▸ **Collected data entries**:
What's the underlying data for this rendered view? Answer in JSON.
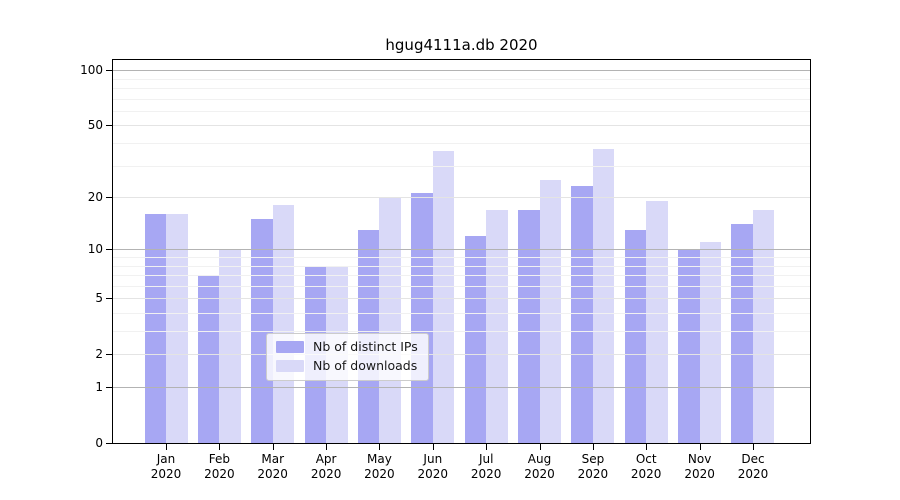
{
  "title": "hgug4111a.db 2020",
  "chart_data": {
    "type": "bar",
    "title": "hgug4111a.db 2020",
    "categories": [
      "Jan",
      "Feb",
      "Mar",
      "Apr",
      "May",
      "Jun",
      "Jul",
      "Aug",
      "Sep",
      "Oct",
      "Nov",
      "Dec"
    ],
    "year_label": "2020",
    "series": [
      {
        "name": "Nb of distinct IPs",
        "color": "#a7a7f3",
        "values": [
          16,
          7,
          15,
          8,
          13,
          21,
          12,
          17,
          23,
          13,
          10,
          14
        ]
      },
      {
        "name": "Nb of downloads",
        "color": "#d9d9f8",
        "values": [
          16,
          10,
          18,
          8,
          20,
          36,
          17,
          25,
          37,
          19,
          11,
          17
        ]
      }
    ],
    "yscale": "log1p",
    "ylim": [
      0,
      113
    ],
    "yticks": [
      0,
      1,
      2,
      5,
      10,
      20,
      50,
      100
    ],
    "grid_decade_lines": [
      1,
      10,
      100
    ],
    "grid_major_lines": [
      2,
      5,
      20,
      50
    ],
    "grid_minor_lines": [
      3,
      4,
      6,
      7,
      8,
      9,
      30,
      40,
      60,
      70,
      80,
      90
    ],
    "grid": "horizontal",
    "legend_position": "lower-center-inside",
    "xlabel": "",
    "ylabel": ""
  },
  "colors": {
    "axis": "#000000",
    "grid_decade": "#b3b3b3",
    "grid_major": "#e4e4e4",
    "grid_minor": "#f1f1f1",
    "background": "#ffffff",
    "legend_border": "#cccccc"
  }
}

▸ **Set problem**: Collect the complete line wherever the string "title" appears in the records.

▸ **The answer**:
  "title": "hgug4111a.db 2020",
    "title": "hgug4111a.db 2020",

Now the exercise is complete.